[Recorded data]
-- BEGIN --

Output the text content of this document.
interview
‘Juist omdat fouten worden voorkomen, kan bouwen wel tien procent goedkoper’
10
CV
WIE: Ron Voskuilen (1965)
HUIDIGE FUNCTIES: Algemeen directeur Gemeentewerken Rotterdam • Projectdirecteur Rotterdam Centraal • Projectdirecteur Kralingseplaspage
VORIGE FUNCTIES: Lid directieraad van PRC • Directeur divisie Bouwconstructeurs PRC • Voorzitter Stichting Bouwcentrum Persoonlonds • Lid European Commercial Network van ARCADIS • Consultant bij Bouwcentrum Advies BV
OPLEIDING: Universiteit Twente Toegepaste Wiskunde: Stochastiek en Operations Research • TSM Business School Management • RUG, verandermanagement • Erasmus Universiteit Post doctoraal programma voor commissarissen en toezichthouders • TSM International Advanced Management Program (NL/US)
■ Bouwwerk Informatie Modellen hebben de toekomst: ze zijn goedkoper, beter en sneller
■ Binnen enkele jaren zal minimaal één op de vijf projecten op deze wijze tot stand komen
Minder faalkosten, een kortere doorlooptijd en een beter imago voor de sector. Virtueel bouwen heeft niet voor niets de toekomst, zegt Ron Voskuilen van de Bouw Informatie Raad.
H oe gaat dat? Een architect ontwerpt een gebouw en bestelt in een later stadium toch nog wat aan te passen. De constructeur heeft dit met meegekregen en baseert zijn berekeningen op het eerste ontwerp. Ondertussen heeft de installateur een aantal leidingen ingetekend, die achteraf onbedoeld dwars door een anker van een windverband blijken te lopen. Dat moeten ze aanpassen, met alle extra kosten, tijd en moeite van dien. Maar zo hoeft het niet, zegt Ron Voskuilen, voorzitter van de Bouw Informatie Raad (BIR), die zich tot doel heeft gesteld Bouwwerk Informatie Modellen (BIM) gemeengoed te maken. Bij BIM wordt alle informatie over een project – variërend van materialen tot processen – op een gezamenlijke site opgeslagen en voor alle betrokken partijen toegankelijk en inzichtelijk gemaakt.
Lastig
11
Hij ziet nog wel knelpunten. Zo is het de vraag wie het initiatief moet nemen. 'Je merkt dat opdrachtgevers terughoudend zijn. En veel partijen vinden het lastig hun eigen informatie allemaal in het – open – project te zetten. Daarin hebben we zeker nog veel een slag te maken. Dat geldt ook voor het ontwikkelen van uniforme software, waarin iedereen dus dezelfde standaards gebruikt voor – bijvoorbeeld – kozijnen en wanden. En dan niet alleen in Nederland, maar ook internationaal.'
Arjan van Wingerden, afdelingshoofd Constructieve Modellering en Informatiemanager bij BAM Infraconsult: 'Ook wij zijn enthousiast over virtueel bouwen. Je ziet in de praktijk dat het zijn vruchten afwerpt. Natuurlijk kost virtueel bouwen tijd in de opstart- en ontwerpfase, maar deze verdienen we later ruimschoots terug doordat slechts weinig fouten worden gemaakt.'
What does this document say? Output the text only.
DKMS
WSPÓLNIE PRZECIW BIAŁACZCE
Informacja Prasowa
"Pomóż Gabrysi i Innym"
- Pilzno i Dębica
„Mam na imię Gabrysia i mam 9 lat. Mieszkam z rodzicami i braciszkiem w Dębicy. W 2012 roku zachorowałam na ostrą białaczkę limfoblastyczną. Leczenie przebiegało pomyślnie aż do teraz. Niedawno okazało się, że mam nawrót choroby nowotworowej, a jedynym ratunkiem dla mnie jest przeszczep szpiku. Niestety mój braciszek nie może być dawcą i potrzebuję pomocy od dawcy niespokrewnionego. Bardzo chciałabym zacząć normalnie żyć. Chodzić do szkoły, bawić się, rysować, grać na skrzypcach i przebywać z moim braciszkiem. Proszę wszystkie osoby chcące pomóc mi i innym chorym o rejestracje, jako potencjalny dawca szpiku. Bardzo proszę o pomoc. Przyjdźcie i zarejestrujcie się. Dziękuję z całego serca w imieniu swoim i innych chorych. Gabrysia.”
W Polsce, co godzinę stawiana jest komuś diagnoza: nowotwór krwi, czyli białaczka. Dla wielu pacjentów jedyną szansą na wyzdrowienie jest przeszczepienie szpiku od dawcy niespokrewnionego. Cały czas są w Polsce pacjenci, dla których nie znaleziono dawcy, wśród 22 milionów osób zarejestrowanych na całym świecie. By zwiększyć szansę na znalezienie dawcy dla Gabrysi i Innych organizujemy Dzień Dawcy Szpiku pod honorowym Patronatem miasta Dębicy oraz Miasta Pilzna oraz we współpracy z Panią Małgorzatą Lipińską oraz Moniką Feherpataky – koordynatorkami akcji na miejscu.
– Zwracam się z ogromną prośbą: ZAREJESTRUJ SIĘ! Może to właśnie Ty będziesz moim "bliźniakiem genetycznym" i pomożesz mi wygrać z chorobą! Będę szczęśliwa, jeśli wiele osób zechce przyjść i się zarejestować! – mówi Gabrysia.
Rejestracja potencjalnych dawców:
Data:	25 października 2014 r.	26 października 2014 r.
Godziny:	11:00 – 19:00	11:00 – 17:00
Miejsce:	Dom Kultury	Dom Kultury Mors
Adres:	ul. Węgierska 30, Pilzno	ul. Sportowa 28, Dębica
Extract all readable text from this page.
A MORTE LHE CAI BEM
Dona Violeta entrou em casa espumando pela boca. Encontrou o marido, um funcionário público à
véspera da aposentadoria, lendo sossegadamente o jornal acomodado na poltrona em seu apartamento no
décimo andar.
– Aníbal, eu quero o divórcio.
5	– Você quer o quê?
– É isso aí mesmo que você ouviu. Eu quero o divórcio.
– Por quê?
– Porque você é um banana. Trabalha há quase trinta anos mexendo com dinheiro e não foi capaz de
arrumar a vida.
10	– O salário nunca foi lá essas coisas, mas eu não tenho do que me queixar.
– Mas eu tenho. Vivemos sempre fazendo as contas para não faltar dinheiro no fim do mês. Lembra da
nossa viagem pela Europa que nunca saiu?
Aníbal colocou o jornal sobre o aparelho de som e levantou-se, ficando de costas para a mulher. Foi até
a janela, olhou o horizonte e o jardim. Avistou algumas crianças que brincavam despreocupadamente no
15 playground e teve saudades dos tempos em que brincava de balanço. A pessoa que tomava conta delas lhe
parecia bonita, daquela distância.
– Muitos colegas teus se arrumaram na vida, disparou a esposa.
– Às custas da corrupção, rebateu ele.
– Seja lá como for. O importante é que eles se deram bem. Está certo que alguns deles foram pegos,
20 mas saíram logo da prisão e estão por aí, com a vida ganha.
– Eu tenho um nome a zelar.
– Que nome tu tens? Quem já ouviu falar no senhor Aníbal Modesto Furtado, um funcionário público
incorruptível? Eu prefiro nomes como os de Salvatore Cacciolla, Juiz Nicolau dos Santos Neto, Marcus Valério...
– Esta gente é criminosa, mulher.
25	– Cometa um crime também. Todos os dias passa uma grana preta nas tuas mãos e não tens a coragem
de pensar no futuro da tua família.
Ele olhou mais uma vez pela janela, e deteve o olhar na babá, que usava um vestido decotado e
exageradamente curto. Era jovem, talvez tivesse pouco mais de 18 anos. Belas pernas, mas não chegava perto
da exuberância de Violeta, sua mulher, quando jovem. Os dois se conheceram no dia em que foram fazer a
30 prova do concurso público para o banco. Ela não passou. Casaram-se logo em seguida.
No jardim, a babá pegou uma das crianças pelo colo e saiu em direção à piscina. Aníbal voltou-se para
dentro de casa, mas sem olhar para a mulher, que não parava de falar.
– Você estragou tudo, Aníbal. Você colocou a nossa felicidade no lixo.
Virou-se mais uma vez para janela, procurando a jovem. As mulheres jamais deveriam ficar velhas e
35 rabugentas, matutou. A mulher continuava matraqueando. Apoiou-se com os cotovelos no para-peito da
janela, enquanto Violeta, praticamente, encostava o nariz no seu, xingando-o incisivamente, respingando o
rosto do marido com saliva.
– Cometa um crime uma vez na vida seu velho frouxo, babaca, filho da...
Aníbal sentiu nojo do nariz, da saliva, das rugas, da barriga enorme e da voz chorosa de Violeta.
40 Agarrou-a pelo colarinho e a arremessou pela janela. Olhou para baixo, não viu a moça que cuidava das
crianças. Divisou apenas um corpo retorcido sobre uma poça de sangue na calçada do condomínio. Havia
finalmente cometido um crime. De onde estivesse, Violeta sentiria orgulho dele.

-- END --

▶ Work to do: Determine the number of lines in the listing that hold the word "logo", and supply that number and nothing further.

▶ Solution to the problem: 2